▶ _Data records_:

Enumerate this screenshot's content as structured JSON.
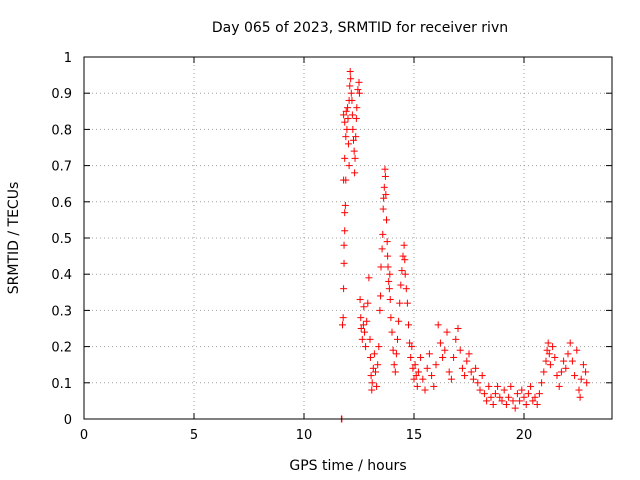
{
  "chart_data": {
    "type": "scatter",
    "title": "Day 065 of 2023, SRMTID for receiver rivn",
    "xlabel": "GPS time / hours",
    "ylabel": "SRMTID / TECUs",
    "xlim": [
      0,
      24
    ],
    "ylim": [
      0,
      1
    ],
    "xticks": [
      0,
      5,
      10,
      15,
      20
    ],
    "xtick_labels": [
      "0",
      "5",
      "10",
      "15",
      "20"
    ],
    "yticks": [
      0,
      0.1,
      0.2,
      0.3,
      0.4,
      0.5,
      0.6,
      0.7,
      0.8,
      0.9,
      1
    ],
    "ytick_labels": [
      "0",
      "0.1",
      "0.2",
      "0.3",
      "0.4",
      "0.5",
      "0.6",
      "0.7",
      "0.8",
      "0.9",
      "1"
    ],
    "grid": true,
    "marker": "+",
    "marker_color": "#ff0000",
    "series": [
      {
        "name": "rivn",
        "points": [
          [
            11.7,
            0.0
          ],
          [
            11.72,
            0.0
          ],
          [
            11.75,
            0.26
          ],
          [
            11.78,
            0.28
          ],
          [
            11.8,
            0.36
          ],
          [
            11.82,
            0.43
          ],
          [
            11.82,
            0.48
          ],
          [
            11.85,
            0.52
          ],
          [
            11.85,
            0.57
          ],
          [
            11.88,
            0.59
          ],
          [
            11.8,
            0.66
          ],
          [
            11.9,
            0.66
          ],
          [
            11.85,
            0.72
          ],
          [
            11.9,
            0.78
          ],
          [
            11.85,
            0.82
          ],
          [
            11.8,
            0.84
          ],
          [
            11.92,
            0.85
          ],
          [
            11.95,
            0.8
          ],
          [
            11.98,
            0.86
          ],
          [
            12.0,
            0.83
          ],
          [
            12.02,
            0.76
          ],
          [
            12.05,
            0.7
          ],
          [
            12.05,
            0.88
          ],
          [
            12.08,
            0.92
          ],
          [
            12.1,
            0.96
          ],
          [
            12.12,
            0.94
          ],
          [
            12.15,
            0.9
          ],
          [
            12.18,
            0.88
          ],
          [
            12.2,
            0.84
          ],
          [
            12.22,
            0.8
          ],
          [
            12.25,
            0.77
          ],
          [
            12.28,
            0.74
          ],
          [
            12.3,
            0.68
          ],
          [
            12.32,
            0.72
          ],
          [
            12.35,
            0.78
          ],
          [
            12.38,
            0.83
          ],
          [
            12.4,
            0.86
          ],
          [
            12.45,
            0.91
          ],
          [
            12.5,
            0.93
          ],
          [
            12.52,
            0.9
          ],
          [
            12.55,
            0.33
          ],
          [
            12.58,
            0.28
          ],
          [
            12.6,
            0.25
          ],
          [
            12.65,
            0.22
          ],
          [
            12.7,
            0.26
          ],
          [
            12.72,
            0.31
          ],
          [
            12.75,
            0.24
          ],
          [
            12.8,
            0.2
          ],
          [
            12.85,
            0.27
          ],
          [
            12.9,
            0.32
          ],
          [
            12.95,
            0.39
          ],
          [
            13.0,
            0.22
          ],
          [
            13.02,
            0.17
          ],
          [
            13.05,
            0.12
          ],
          [
            13.08,
            0.08
          ],
          [
            13.1,
            0.1
          ],
          [
            13.15,
            0.14
          ],
          [
            13.2,
            0.18
          ],
          [
            13.25,
            0.13
          ],
          [
            13.3,
            0.09
          ],
          [
            13.35,
            0.15
          ],
          [
            13.4,
            0.2
          ],
          [
            13.45,
            0.3
          ],
          [
            13.48,
            0.34
          ],
          [
            13.5,
            0.42
          ],
          [
            13.55,
            0.47
          ],
          [
            13.58,
            0.51
          ],
          [
            13.6,
            0.58
          ],
          [
            13.62,
            0.61
          ],
          [
            13.65,
            0.64
          ],
          [
            13.68,
            0.69
          ],
          [
            13.7,
            0.67
          ],
          [
            13.72,
            0.62
          ],
          [
            13.75,
            0.55
          ],
          [
            13.78,
            0.49
          ],
          [
            13.8,
            0.45
          ],
          [
            13.82,
            0.42
          ],
          [
            13.85,
            0.38
          ],
          [
            13.88,
            0.36
          ],
          [
            13.9,
            0.4
          ],
          [
            13.92,
            0.33
          ],
          [
            13.95,
            0.28
          ],
          [
            14.0,
            0.24
          ],
          [
            14.05,
            0.19
          ],
          [
            14.1,
            0.15
          ],
          [
            14.15,
            0.13
          ],
          [
            14.2,
            0.18
          ],
          [
            14.25,
            0.22
          ],
          [
            14.3,
            0.27
          ],
          [
            14.35,
            0.32
          ],
          [
            14.4,
            0.37
          ],
          [
            14.45,
            0.41
          ],
          [
            14.5,
            0.45
          ],
          [
            14.55,
            0.48
          ],
          [
            14.58,
            0.44
          ],
          [
            14.6,
            0.4
          ],
          [
            14.65,
            0.36
          ],
          [
            14.7,
            0.32
          ],
          [
            14.75,
            0.26
          ],
          [
            14.8,
            0.21
          ],
          [
            14.85,
            0.17
          ],
          [
            14.9,
            0.2
          ],
          [
            14.95,
            0.14
          ],
          [
            15.0,
            0.11
          ],
          [
            15.05,
            0.15
          ],
          [
            15.1,
            0.12
          ],
          [
            15.15,
            0.09
          ],
          [
            15.2,
            0.13
          ],
          [
            15.3,
            0.17
          ],
          [
            15.4,
            0.11
          ],
          [
            15.5,
            0.08
          ],
          [
            15.6,
            0.14
          ],
          [
            15.7,
            0.18
          ],
          [
            15.8,
            0.12
          ],
          [
            15.9,
            0.09
          ],
          [
            16.0,
            0.15
          ],
          [
            16.1,
            0.26
          ],
          [
            16.2,
            0.21
          ],
          [
            16.3,
            0.17
          ],
          [
            16.4,
            0.19
          ],
          [
            16.5,
            0.24
          ],
          [
            16.6,
            0.13
          ],
          [
            16.7,
            0.11
          ],
          [
            16.8,
            0.17
          ],
          [
            16.9,
            0.22
          ],
          [
            17.0,
            0.25
          ],
          [
            17.1,
            0.19
          ],
          [
            17.2,
            0.14
          ],
          [
            17.3,
            0.12
          ],
          [
            17.4,
            0.16
          ],
          [
            17.5,
            0.18
          ],
          [
            17.6,
            0.13
          ],
          [
            17.7,
            0.11
          ],
          [
            17.8,
            0.14
          ],
          [
            17.9,
            0.1
          ],
          [
            18.0,
            0.08
          ],
          [
            18.1,
            0.12
          ],
          [
            18.2,
            0.07
          ],
          [
            18.3,
            0.05
          ],
          [
            18.4,
            0.09
          ],
          [
            18.5,
            0.06
          ],
          [
            18.6,
            0.04
          ],
          [
            18.7,
            0.07
          ],
          [
            18.8,
            0.09
          ],
          [
            18.9,
            0.06
          ],
          [
            19.0,
            0.05
          ],
          [
            19.1,
            0.08
          ],
          [
            19.2,
            0.04
          ],
          [
            19.3,
            0.06
          ],
          [
            19.4,
            0.09
          ],
          [
            19.5,
            0.05
          ],
          [
            19.6,
            0.03
          ],
          [
            19.7,
            0.07
          ],
          [
            19.8,
            0.05
          ],
          [
            19.9,
            0.08
          ],
          [
            20.0,
            0.06
          ],
          [
            20.1,
            0.04
          ],
          [
            20.2,
            0.07
          ],
          [
            20.3,
            0.09
          ],
          [
            20.4,
            0.05
          ],
          [
            20.5,
            0.06
          ],
          [
            20.6,
            0.04
          ],
          [
            20.7,
            0.07
          ],
          [
            20.8,
            0.1
          ],
          [
            20.9,
            0.13
          ],
          [
            21.0,
            0.16
          ],
          [
            21.05,
            0.19
          ],
          [
            21.1,
            0.21
          ],
          [
            21.15,
            0.18
          ],
          [
            21.2,
            0.15
          ],
          [
            21.3,
            0.2
          ],
          [
            21.4,
            0.17
          ],
          [
            21.5,
            0.12
          ],
          [
            21.6,
            0.09
          ],
          [
            21.7,
            0.13
          ],
          [
            21.8,
            0.16
          ],
          [
            21.9,
            0.14
          ],
          [
            22.0,
            0.18
          ],
          [
            22.1,
            0.21
          ],
          [
            22.2,
            0.16
          ],
          [
            22.3,
            0.12
          ],
          [
            22.4,
            0.19
          ],
          [
            22.5,
            0.08
          ],
          [
            22.55,
            0.06
          ],
          [
            22.6,
            0.11
          ],
          [
            22.7,
            0.15
          ],
          [
            22.8,
            0.13
          ],
          [
            22.85,
            0.1
          ]
        ]
      }
    ]
  }
}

▶ _Directions_: Where a line in the material above holds "SRMTID", copy that line.

▶ _Written response_:
    "title": "Day 065 of 2023, SRMTID for receiver rivn",
    "ylabel": "SRMTID / TECUs",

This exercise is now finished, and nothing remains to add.